**** Provided data ****

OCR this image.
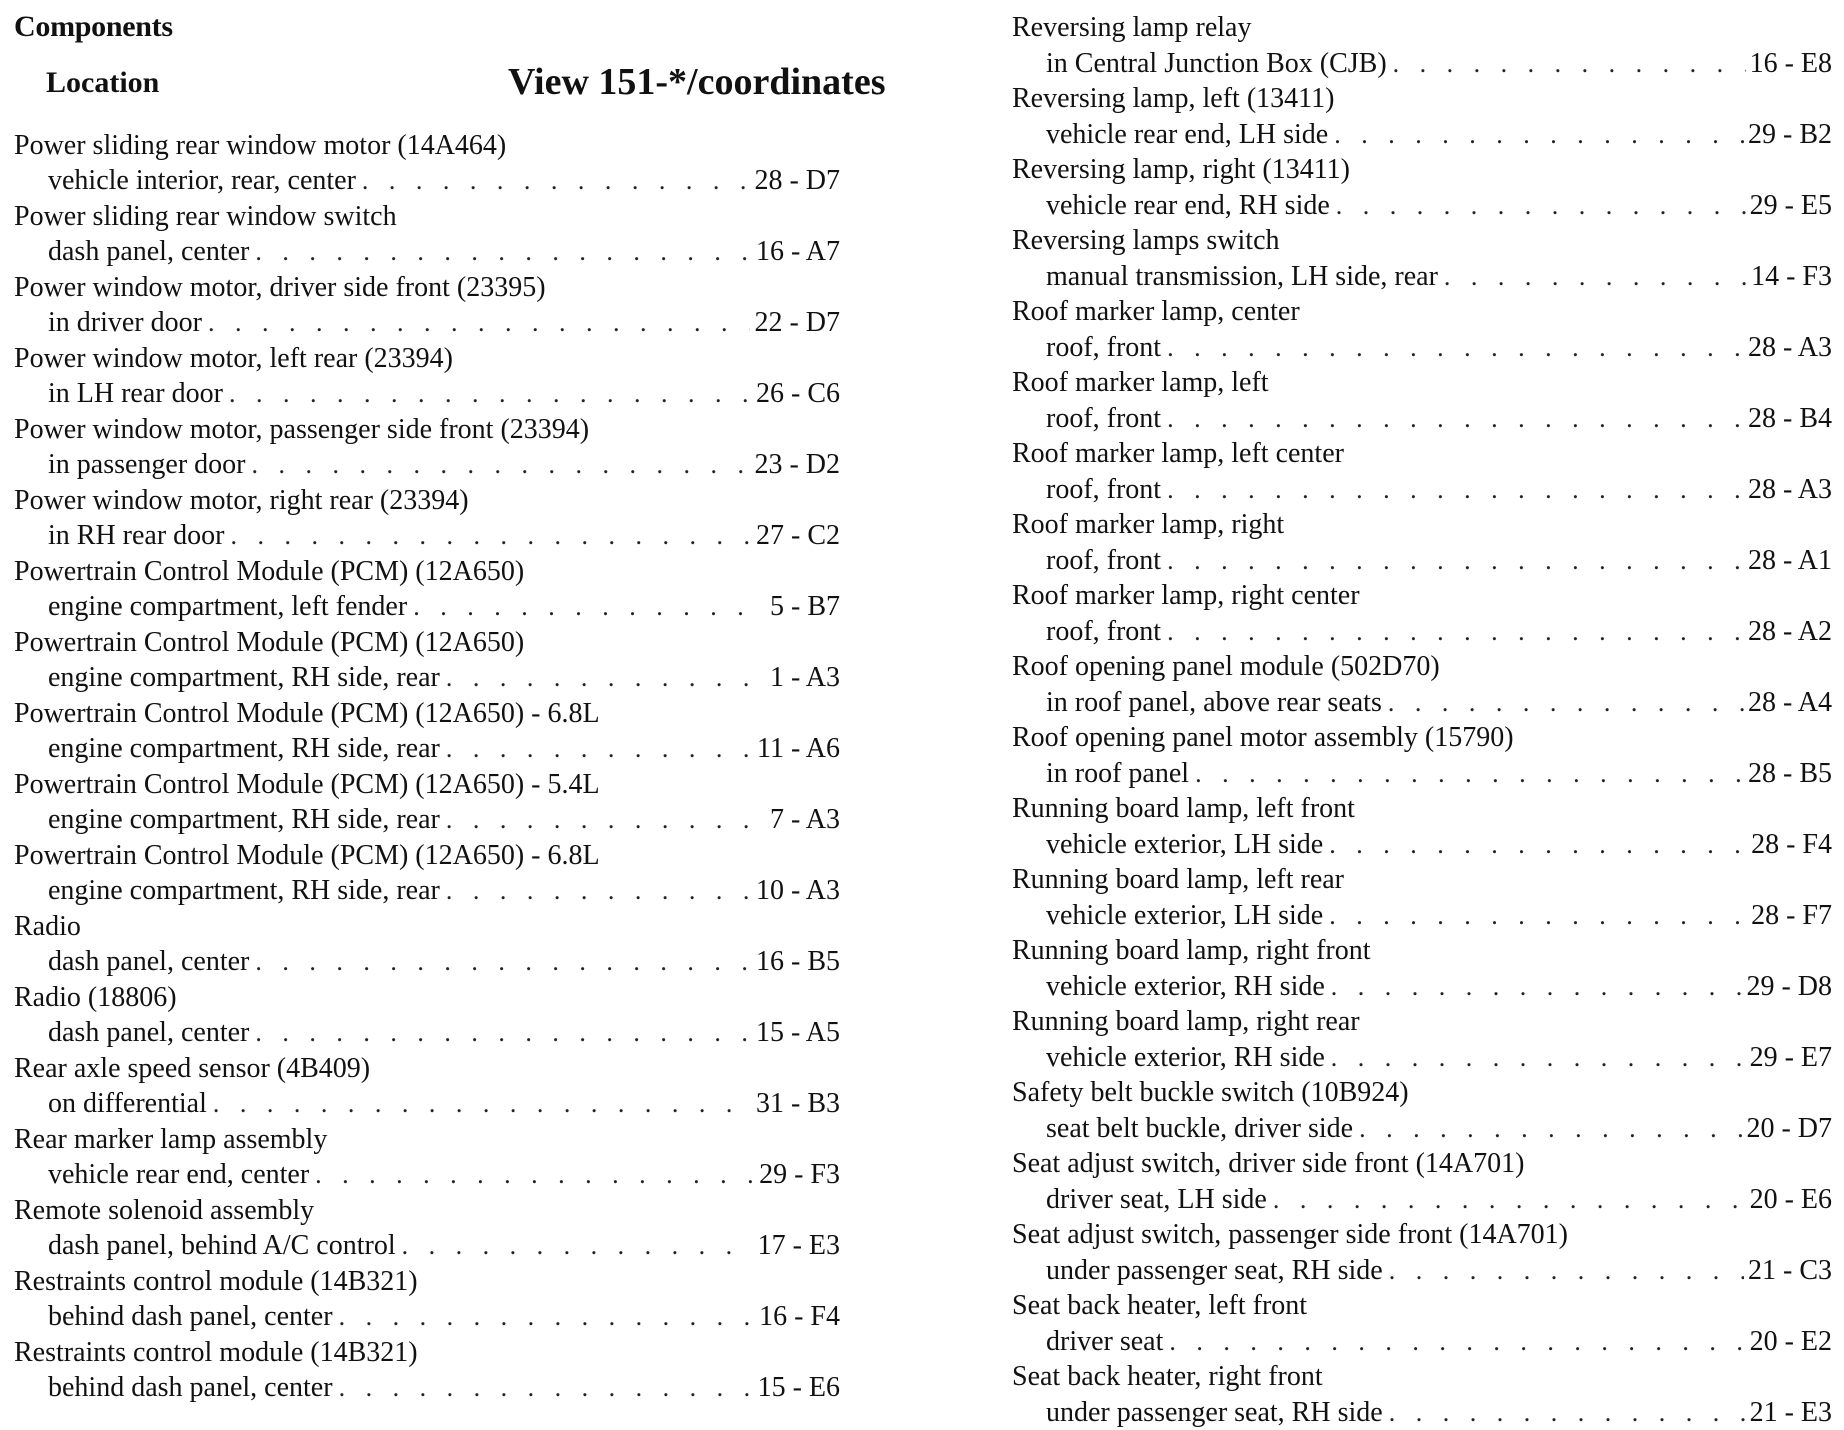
Components
Location	View 151-*/coordinates
Power sliding rear window motor (14A464)
vehicle interior, rear, center . . .	28 - D7
Power sliding rear window switch
dash panel, center . . .	16 - A7
Power window motor, driver side front (23395)
in driver door . . .	22 - D7
Power window motor, left rear (23394)
in LH rear door . . .	26 - C6
Power window motor, passenger side front (23394)
in passenger door . . .	23 - D2
Power window motor, right rear (23394)
in RH rear door . . .	27 - C2
Powertrain Control Module (PCM) (12A650)
engine compartment, left fender . . .	5 - B7
Powertrain Control Module (PCM) (12A650)
engine compartment, RH side, rear . . .	1 - A3
Powertrain Control Module (PCM) (12A650) - 6.8L
engine compartment, RH side, rear . . .	11 - A6
Powertrain Control Module (PCM) (12A650) - 5.4L
engine compartment, RH side, rear . . .	7 - A3
Powertrain Control Module (PCM) (12A650) - 6.8L
engine compartment, RH side, rear . . .	10 - A3
Radio
dash panel, center . . .	16 - B5
Radio (18806)
dash panel, center . . .	15 - A5
Rear axle speed sensor (4B409)
on differential . . .	31 - B3
Rear marker lamp assembly
vehicle rear end, center . . .	29 - F3
Remote solenoid assembly
dash panel, behind A/C control . . .	17 - E3
Restraints control module (14B321)
behind dash panel, center . . .	16 - F4
Restraints control module (14B321)
behind dash panel, center . . .	15 - E6
Reversing lamp relay
in Central Junction Box (CJB) . . .	16 - E8
Reversing lamp, left (13411)
vehicle rear end, LH side . . .	29 - B2
Reversing lamp, right (13411)
vehicle rear end, RH side . . .	29 - E5
Reversing lamps switch
manual transmission, LH side, rear . . .	14 - F3
Roof marker lamp, center
roof, front . . .	28 - A3
Roof marker lamp, left
roof, front . . .	28 - B4
Roof marker lamp, left center
roof, front . . .	28 - A3
Roof marker lamp, right
roof, front . . .	28 - A1
Roof marker lamp, right center
roof, front . . .	28 - A2
Roof opening panel module (502D70)
in roof panel, above rear seats . . .	28 - A4
Roof opening panel motor assembly (15790)
in roof panel . . .	28 - B5
Running board lamp, left front
vehicle exterior, LH side . . .	28 - F4
Running board lamp, left rear
vehicle exterior, LH side . . .	28 - F7
Running board lamp, right front
vehicle exterior, RH side . . .	29 - D8
Running board lamp, right rear
vehicle exterior, RH side . . .	29 - E7
Safety belt buckle switch (10B924)
seat belt buckle, driver side . . .	20 - D7
Seat adjust switch, driver side front (14A701)
driver seat, LH side . . .	20 - E6
Seat adjust switch, passenger side front (14A701)
under passenger seat, RH side . . .	21 - C3
Seat back heater, left front
driver seat . . .	20 - E2
Seat back heater, right front
under passenger seat, RH side . . .	21 - E3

****

Copy every line from the entries that contains the word "left".

» **The result**
Power window motor, left rear (23394)
engine compartment, left fender . . .	5 - B7
Reversing lamp, left (13411)
Roof marker lamp, left
Roof marker lamp, left center
Running board lamp, left front
Running board lamp, left rear
Seat back heater, left front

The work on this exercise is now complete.